Instructions to follow
Note each line that includes the word "хазяїном". Copy those lines.

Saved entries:
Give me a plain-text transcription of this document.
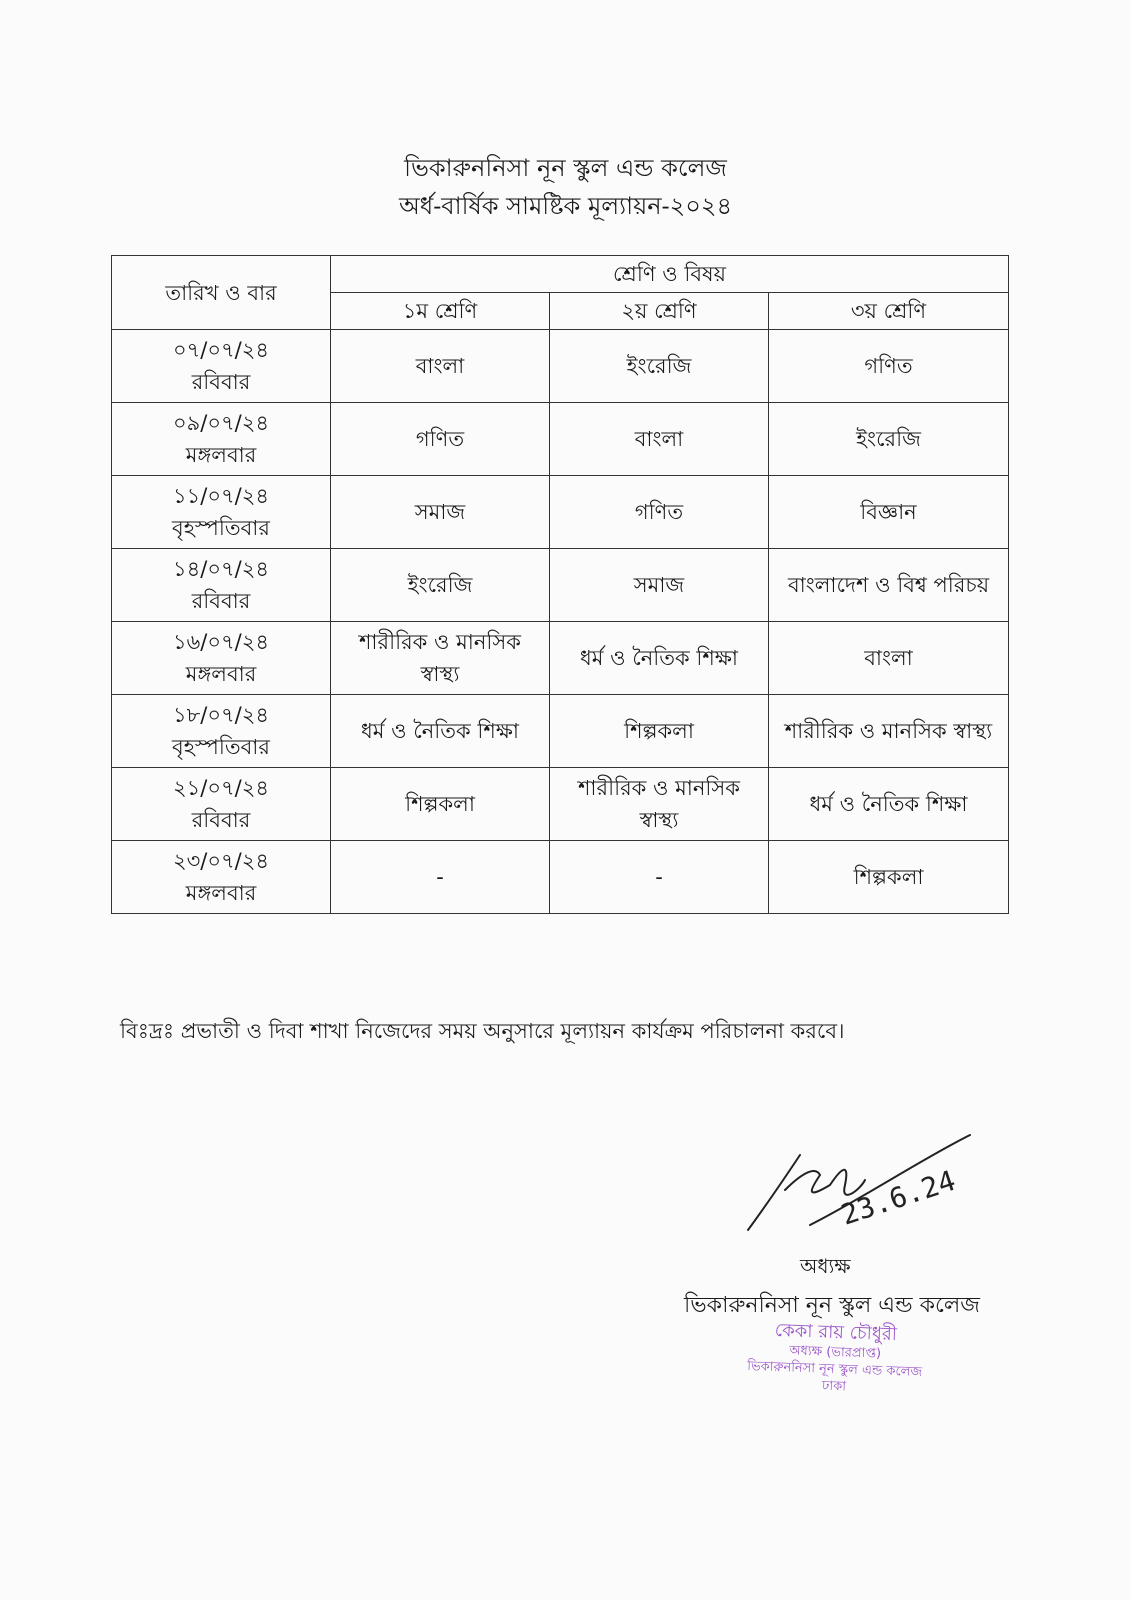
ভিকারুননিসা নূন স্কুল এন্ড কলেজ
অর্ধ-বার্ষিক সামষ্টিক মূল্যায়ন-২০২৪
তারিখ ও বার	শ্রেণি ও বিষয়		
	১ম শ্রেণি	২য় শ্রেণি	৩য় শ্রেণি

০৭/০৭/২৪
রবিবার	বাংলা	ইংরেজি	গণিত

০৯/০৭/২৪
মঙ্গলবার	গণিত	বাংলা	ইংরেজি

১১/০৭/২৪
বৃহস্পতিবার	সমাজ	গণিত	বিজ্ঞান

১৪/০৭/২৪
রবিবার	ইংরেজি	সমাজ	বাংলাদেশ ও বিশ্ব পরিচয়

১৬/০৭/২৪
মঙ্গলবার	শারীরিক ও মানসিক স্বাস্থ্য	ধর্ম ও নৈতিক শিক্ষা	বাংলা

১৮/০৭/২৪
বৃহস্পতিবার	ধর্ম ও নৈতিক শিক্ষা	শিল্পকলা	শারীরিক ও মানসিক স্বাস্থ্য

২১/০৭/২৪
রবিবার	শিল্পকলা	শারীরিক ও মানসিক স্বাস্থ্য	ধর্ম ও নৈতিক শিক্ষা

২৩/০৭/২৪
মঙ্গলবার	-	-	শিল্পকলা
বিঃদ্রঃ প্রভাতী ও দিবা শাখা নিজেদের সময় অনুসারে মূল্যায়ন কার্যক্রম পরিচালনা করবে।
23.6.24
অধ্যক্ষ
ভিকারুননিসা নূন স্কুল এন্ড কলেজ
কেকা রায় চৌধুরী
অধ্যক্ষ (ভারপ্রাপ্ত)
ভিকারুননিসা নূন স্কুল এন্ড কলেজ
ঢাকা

...

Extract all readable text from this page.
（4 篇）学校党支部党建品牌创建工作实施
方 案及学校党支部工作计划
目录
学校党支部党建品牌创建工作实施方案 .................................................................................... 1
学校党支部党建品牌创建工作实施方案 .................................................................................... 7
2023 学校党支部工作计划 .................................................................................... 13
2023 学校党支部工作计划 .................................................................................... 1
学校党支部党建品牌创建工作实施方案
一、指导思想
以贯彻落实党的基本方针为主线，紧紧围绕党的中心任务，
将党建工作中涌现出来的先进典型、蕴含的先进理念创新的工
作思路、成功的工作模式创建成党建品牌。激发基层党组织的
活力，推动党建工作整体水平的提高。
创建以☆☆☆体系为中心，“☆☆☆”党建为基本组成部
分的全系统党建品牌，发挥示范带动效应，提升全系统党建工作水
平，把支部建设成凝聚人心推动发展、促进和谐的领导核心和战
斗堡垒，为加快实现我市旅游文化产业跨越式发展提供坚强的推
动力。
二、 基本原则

---

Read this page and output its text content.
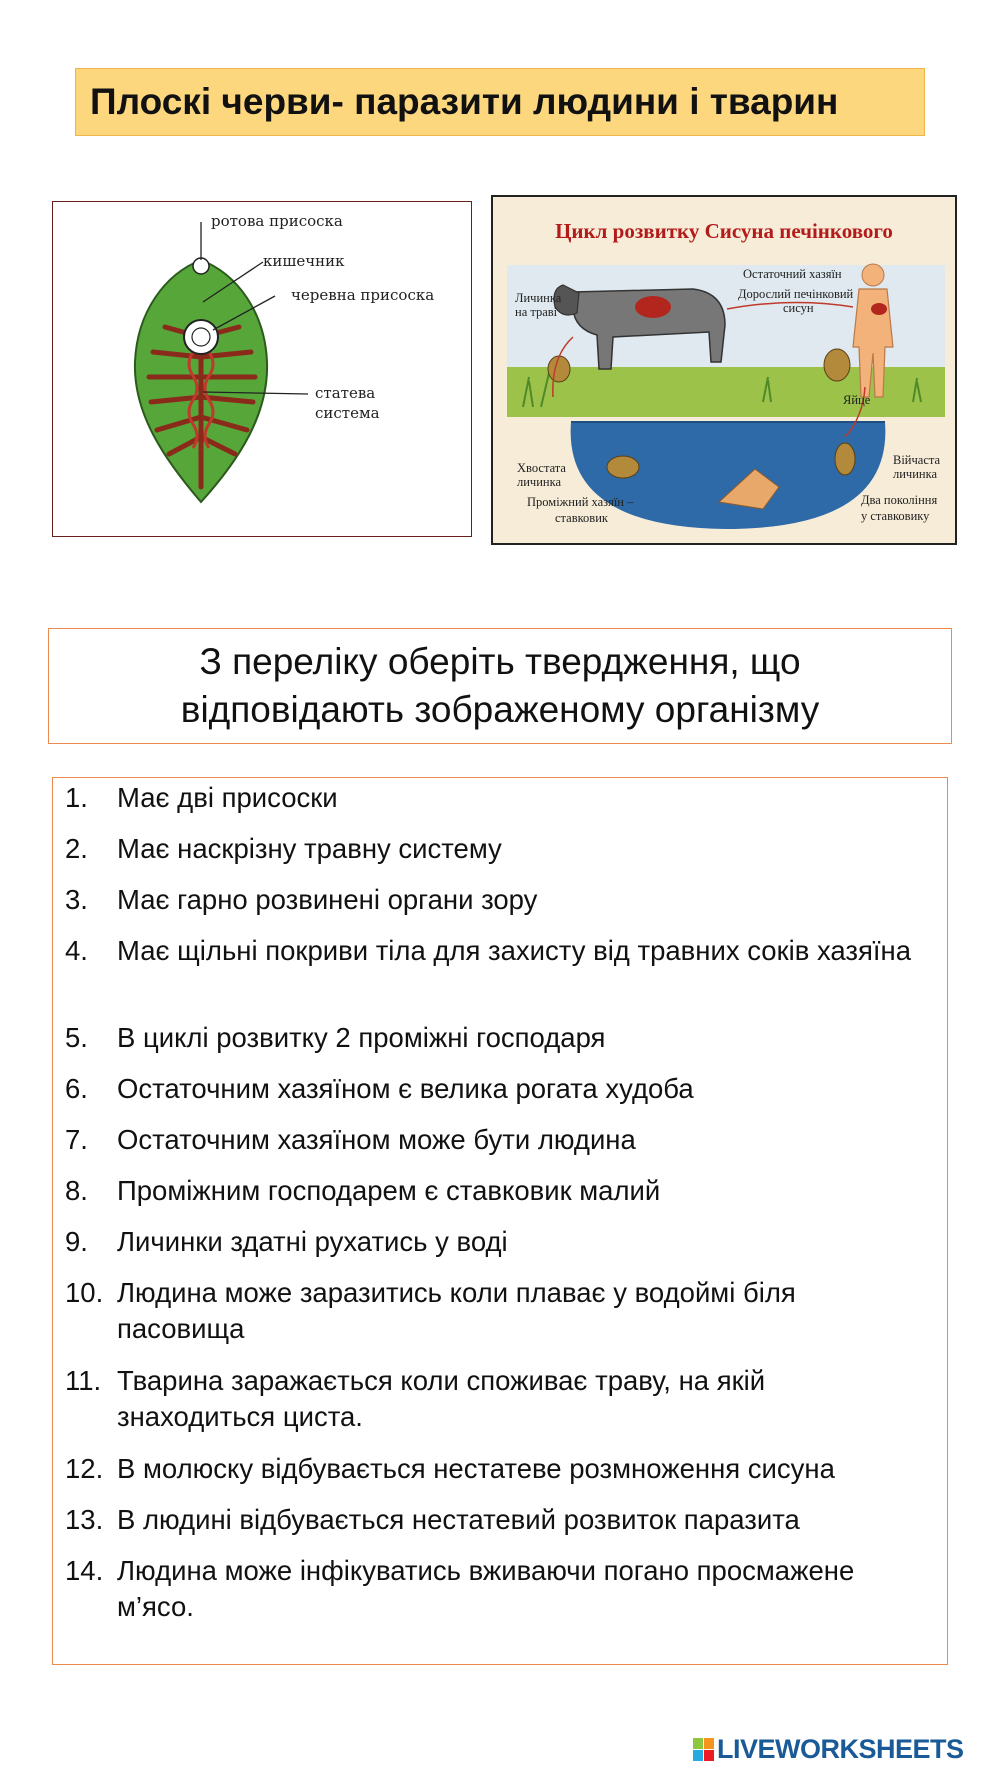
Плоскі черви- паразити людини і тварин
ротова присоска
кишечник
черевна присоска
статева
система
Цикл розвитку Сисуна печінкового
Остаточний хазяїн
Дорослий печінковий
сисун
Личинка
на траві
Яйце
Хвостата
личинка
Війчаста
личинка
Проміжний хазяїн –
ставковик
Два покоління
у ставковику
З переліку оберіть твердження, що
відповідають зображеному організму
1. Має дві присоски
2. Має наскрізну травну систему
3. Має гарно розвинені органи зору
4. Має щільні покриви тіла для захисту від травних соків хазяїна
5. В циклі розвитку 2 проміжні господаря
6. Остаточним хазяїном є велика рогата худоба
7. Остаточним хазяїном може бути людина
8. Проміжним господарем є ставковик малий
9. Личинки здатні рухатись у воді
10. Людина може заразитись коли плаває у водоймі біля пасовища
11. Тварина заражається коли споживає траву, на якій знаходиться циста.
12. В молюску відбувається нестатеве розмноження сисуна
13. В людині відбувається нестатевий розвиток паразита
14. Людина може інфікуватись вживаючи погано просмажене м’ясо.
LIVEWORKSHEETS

Result below
6. Остаточним хазяїном є велика рогата худоба
7. Остаточним хазяїном може бути людина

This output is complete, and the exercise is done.